OBJECTIVE:
Tell how many lines in the data below hold the string "C₆H₁₀O₅"; give nothing but the number.

Start of DATA TO USE

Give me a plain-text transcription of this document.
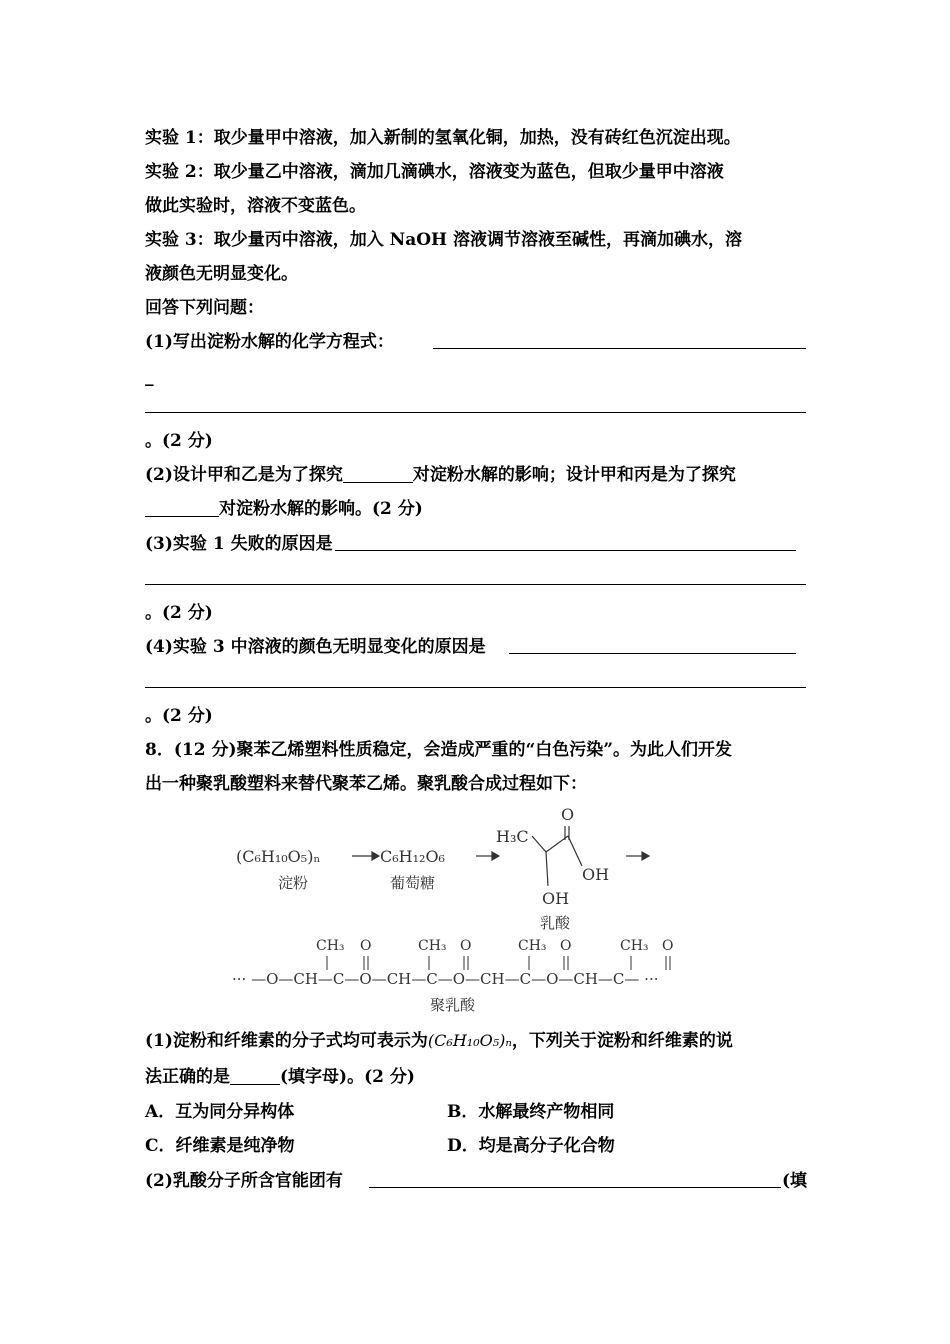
实验 1：取少量甲中溶液，加入新制的氢氧化铜，加热，没有砖红色沉淀出现。
实验 2：取少量乙中溶液，滴加几滴碘水，溶液变为蓝色，但取少量甲中溶液
做此实验时，溶液不变蓝色。
实验 3：取少量丙中溶液，加入 NaOH 溶液调节溶液至碱性，再滴加碘水，溶
液颜色无明显变化。
回答下列问题：
(1)写出淀粉水解的化学方程式：
_
。(2 分)
(2)设计甲和乙是为了探究	对淀粉水解的影响；设计甲和丙是为了探究
对淀粉水解的影响。(2 分)
(3)实验 1 失败的原因是
。(2 分)
(4)实验 3 中溶液的颜色无明显变化的原因是
。(2 分)
8．(12 分)聚苯乙烯塑料性质稳定，会造成严重的“白色污染”。为此人们开发
出一种聚乳酸塑料来替代聚苯乙烯。聚乳酸合成过程如下：
(C₆H₁₀O₅)ₙ
淀粉
C₆H₁₂O₆
葡萄糖
H₃C
O
OH
OH
乳酸
CH₃ O	CH₃ O	CH₃ O	CH₃ O
··· —O—CH—C—O—CH—C—O—CH—C—O—CH—C— ···
聚乳酸
(1)淀粉和纤维素的分子式均可表示为(C₆H₁₀O₅)ₙ，下列关于淀粉和纤维素的说
法正确的是	(填字母)。(2 分)
A．互为同分异构体	B．水解最终产物相同
C．纤维素是纯净物	D．均是高分子化合物
(2)乳酸分子所含官能团有	(填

End of DATA TO USE

FINAL RESULT:
2